Setze den Bericht über die geplante Stellenstreichung in der Stadtbibliothek Neuss nach seinem letzten Satz fort.

___ Vorliegender Text

Stadtbibliothek Neuss : Stadtbibliothek soll donnerstags schließen

Eine vakante Stelle in der Stadtbibliothek soll nicht wieder besetzt werden. Darüber entscheiden wird der Rat in seiner Sitzung am 12. März.

Nach einem Ratsbeschluss – in der vorherigen Periode von der CDU auch gefordert – , muss die Verwaltung 15 Stellen einsparen. Anteilig soll jedes Dezernat daran beteiligt werden, in der Kultur, so hat es die Verwaltung unter der Kulturdezernentin Christiane Zangs entschieden, bedeutet das, eine vakante Stelle in der Stadtbibliothek nicht wieder zu besetzen und grundsätzlich aus dem Stellenplan zu streichen. Die endgültige Entscheidung trifft der Finanzausschuss in seiner Sitzung am 2. März beziehungsweise der Rat am 12. März.

______
___ Datensätze

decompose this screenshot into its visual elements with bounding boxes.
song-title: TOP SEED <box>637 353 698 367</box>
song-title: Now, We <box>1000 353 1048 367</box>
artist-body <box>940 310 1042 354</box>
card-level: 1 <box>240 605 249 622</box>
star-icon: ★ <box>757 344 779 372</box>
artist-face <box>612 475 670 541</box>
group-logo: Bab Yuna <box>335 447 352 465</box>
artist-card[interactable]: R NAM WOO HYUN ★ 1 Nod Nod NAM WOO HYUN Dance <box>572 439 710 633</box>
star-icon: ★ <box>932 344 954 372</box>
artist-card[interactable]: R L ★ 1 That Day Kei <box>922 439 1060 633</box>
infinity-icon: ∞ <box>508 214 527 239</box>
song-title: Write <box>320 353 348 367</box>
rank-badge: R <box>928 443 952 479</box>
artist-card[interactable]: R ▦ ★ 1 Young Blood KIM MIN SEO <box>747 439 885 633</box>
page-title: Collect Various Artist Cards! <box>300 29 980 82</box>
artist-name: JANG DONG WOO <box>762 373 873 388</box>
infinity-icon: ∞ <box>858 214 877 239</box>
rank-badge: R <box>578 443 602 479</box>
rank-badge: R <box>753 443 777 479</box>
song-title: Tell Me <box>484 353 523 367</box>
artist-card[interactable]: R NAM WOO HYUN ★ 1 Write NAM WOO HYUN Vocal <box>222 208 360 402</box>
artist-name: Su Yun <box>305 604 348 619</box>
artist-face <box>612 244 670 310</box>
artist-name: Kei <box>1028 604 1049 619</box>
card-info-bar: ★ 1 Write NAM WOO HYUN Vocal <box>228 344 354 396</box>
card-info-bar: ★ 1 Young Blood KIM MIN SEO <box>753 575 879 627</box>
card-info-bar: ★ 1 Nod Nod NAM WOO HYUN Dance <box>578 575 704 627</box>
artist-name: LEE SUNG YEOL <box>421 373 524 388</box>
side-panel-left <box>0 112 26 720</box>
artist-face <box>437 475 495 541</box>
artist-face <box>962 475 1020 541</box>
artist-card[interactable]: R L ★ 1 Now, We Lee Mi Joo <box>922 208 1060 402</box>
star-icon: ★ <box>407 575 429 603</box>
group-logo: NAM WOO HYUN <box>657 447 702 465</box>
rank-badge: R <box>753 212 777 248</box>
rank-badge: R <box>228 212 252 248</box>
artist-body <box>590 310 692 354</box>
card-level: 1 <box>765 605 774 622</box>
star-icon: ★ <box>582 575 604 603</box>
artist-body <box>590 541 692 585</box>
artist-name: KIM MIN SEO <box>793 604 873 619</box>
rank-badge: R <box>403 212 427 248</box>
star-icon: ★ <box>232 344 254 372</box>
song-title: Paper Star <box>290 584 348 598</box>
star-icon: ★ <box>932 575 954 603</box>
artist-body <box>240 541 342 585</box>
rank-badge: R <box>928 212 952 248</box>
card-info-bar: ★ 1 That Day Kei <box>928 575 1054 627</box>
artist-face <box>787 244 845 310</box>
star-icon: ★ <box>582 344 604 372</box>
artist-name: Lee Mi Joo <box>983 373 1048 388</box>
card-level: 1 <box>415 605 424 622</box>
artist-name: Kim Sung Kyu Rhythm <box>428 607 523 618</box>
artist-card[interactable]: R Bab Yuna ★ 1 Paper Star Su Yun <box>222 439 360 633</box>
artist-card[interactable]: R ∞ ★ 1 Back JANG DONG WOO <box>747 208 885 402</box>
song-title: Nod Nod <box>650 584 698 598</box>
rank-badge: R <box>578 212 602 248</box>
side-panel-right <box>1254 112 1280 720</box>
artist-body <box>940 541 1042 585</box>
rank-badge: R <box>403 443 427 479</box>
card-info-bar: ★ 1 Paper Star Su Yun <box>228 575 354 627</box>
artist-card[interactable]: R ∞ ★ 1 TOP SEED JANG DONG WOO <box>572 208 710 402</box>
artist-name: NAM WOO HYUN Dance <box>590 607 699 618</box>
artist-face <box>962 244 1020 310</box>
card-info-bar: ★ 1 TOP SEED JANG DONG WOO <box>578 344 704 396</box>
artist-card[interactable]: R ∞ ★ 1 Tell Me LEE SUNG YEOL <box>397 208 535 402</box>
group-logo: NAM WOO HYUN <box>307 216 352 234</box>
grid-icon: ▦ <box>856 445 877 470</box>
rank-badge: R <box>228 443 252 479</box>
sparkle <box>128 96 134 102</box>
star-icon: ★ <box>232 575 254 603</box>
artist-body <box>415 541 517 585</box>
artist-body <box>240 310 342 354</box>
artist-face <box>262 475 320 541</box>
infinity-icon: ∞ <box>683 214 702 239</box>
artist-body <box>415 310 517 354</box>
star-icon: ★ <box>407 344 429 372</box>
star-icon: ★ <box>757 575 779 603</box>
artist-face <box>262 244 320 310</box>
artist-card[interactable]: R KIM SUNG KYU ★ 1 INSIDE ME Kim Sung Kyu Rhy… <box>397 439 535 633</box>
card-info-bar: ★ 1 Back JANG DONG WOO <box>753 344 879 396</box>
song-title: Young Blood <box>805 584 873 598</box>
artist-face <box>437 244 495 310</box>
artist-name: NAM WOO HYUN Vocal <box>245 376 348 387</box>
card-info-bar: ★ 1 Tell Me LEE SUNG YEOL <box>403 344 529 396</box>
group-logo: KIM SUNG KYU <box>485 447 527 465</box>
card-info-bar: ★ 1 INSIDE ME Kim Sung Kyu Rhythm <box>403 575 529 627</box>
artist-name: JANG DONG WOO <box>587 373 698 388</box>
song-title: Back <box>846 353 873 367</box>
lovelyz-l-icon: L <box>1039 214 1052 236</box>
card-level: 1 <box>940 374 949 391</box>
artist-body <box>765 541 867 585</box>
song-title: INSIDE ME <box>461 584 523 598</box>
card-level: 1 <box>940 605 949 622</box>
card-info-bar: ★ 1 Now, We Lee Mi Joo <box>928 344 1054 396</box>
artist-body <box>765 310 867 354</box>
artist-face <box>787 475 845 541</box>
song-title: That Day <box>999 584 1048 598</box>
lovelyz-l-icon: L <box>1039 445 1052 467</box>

______

Erwartete Antwort:
Zangs reagierte in der Zoom-Konferenz des Kulturausschusses recht emotional auf den Vorwurf, eine Stelle dort zu streichen, wo es vielen Bürgern weh tun wird. Das schien selbst den CDU-Politikern zu viel. Sie schlugen nämlich vor, der Alternative der Stadtbibliothek, am Donnerstag künftig das Haus zu schließen, zu begegnen, indem geprüft werden soll, ob es nicht besser sei, jeden Morgen eine halbe Stunde später zu öffnen, um donnerstags wieder offen bleiben zu können.

Hedwig Claes (Grüne) hatte zuvor in einem Schreiben schon an die Politik appelliert, nicht dort zu streichen, wo bislang so viel passiert ist: „Entwicklung der Stadtbibliothek zum sogenannten 3. Ort, Attraktivierung durch Wochenendöffnung, verbesserte Teilhabe für Kinder, Jugendliche und junge Erwachsene durch Abschaffung der Ausleih-Gebühren“. Die Grünen brachten daher einen „servicefreien Donnerstag ab 13 Uhr“ ins Gespräch.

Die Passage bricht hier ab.